§ **Problem description**
Transcribe the listing word for word.

(Data records)

====================

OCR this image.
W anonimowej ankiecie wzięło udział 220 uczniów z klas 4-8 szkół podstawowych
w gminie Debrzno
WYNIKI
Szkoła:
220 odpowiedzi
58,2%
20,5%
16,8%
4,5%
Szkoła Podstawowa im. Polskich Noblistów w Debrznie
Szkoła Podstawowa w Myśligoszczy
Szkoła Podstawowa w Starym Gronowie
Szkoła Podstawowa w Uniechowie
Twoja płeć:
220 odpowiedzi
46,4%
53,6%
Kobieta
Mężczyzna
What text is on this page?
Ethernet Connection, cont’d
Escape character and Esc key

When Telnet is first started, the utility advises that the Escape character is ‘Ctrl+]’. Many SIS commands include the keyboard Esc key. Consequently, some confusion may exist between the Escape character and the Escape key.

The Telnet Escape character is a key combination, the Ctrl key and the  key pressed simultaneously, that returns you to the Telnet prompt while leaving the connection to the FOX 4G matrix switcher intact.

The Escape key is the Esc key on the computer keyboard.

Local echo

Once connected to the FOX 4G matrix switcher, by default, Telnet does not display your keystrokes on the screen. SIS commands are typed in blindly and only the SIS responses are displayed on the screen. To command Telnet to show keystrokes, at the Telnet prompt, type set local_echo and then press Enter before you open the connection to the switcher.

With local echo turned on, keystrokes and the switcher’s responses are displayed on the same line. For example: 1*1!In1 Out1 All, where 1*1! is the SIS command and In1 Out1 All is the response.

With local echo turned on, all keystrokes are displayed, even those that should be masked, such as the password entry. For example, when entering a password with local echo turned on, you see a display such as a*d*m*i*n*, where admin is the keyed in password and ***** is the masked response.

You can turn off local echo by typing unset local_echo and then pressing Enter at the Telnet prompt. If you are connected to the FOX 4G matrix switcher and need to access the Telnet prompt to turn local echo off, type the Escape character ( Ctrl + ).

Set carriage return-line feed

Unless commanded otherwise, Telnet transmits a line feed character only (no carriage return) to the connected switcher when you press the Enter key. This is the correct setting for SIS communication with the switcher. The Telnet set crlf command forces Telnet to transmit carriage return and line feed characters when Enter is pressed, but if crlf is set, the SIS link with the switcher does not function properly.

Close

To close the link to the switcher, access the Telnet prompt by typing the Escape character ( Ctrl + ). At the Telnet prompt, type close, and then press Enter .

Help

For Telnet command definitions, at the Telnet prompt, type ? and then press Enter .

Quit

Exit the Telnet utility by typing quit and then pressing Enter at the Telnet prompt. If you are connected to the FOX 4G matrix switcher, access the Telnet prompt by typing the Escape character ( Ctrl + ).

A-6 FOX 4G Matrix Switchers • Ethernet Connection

====================

§ **Solution**
OCR this image.
W anonimowej ankiecie wzięło udział 220 uczniów z klas 4-8 szkół podstawowych
w gminie Debrzno
WYNIKI
Szkoła:
220 odpowiedzi
58,2%
20,5%
16,8%
4,5%
Szkoła Podstawowa im. Polskich Noblistów w Debrznie
Szkoła Podstawowa w Myśligoszczy
Szkoła Podstawowa w Starym Gronowie
Szkoła Podstawowa w Uniechowie
Twoja płeć:
220 odpowiedzi
46,4%
53,6%
Kobieta
Mężczyzna
What text is on this page?
Ethernet Connection, cont’d
Escape character and Esc key

When Telnet is first started, the utility advises that the Escape character is ‘Ctrl+]’. Many SIS commands include the keyboard Esc key. Consequently, some confusion may exist between the Escape character and the Escape key.

The Telnet Escape character is a key combination, the Ctrl key and the  key pressed simultaneously, that returns you to the Telnet prompt while leaving the connection to the FOX 4G matrix switcher intact.

The Escape key is the Esc key on the computer keyboard.

Local echo

Once connected to the FOX 4G matrix switcher, by default, Telnet does not display your keystrokes on the screen. SIS commands are typed in blindly and only the SIS responses are displayed on the screen. To command Telnet to show keystrokes, at the Telnet prompt, type set local_echo and then press Enter before you open the connection to the switcher.

With local echo turned on, keystrokes and the switcher’s responses are displayed on the same line. For example: 1*1!In1 Out1 All, where 1*1! is the SIS command and In1 Out1 All is the response.

With local echo turned on, all keystrokes are displayed, even those that should be masked, such as the password entry. For example, when entering a password with local echo turned on, you see a display such as a*d*m*i*n*, where admin is the keyed in password and ***** is the masked response.

You can turn off local echo by typing unset local_echo and then pressing Enter at the Telnet prompt. If you are connected to the FOX 4G matrix switcher and need to access the Telnet prompt to turn local echo off, type the Escape character ( Ctrl + ).

Set carriage return-line feed

Unless commanded otherwise, Telnet transmits a line feed character only (no carriage return) to the connected switcher when you press the Enter key. This is the correct setting for SIS communication with the switcher. The Telnet set crlf command forces Telnet to transmit carriage return and line feed characters when Enter is pressed, but if crlf is set, the SIS link with the switcher does not function properly.

Close

To close the link to the switcher, access the Telnet prompt by typing the Escape character ( Ctrl + ). At the Telnet prompt, type close, and then press Enter .

Help

For Telnet command definitions, at the Telnet prompt, type ? and then press Enter .

Quit

Exit the Telnet utility by typing quit and then pressing Enter at the Telnet prompt. If you are connected to the FOX 4G matrix switcher, access the Telnet prompt by typing the Escape character ( Ctrl + ).

A-6 FOX 4G Matrix Switchers • Ethernet Connection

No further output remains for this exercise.